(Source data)
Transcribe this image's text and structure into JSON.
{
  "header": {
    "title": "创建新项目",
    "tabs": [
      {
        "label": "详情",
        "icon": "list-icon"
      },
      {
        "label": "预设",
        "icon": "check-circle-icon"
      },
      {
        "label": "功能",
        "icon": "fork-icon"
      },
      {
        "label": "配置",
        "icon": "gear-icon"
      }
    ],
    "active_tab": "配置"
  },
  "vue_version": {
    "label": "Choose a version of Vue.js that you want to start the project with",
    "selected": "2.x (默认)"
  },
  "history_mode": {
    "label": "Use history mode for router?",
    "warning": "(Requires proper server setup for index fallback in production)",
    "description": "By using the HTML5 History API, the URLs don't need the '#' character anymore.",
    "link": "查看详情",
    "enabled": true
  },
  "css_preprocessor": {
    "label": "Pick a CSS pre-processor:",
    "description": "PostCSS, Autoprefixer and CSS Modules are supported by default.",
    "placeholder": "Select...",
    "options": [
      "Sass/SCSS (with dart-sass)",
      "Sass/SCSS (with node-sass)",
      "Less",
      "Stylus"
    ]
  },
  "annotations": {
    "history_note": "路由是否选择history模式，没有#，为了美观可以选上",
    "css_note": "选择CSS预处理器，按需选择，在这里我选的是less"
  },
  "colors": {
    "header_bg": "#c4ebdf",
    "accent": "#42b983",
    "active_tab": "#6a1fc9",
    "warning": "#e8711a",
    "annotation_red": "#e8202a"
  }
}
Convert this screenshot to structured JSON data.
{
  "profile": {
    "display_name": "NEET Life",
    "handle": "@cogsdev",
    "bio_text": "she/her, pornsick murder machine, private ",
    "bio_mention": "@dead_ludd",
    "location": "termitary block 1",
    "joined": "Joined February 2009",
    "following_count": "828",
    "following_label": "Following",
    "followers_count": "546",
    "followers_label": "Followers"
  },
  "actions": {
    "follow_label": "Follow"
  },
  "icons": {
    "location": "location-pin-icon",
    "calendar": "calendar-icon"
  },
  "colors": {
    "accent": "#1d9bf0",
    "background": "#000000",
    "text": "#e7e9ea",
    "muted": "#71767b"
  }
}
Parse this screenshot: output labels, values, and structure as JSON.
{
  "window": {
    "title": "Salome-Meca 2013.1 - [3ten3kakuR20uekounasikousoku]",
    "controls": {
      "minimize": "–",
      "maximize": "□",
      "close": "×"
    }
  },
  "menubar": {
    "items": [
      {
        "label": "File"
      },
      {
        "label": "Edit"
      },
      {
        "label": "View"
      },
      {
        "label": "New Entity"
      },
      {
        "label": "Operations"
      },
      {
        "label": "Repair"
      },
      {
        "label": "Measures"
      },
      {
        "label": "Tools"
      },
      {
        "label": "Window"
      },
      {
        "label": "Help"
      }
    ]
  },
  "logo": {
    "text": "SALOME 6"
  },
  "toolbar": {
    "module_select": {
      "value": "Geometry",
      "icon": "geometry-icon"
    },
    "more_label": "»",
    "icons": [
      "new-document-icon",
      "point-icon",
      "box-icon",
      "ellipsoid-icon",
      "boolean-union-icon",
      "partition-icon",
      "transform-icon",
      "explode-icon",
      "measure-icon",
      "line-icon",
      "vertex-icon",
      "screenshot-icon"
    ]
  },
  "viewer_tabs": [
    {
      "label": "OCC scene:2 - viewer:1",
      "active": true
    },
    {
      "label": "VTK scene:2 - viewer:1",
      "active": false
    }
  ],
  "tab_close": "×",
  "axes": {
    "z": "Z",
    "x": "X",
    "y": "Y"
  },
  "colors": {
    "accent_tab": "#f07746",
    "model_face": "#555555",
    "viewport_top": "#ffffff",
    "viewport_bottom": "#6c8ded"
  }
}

◆ Your instructions
Check each line of the records above for the string "this", and report every line that has it.

◆ In response
Transcribe this image's text and structure into JSON.
Convert this screenshot to structured JSON data.
Parse this screenshot: output labels, values, and structure as JSON.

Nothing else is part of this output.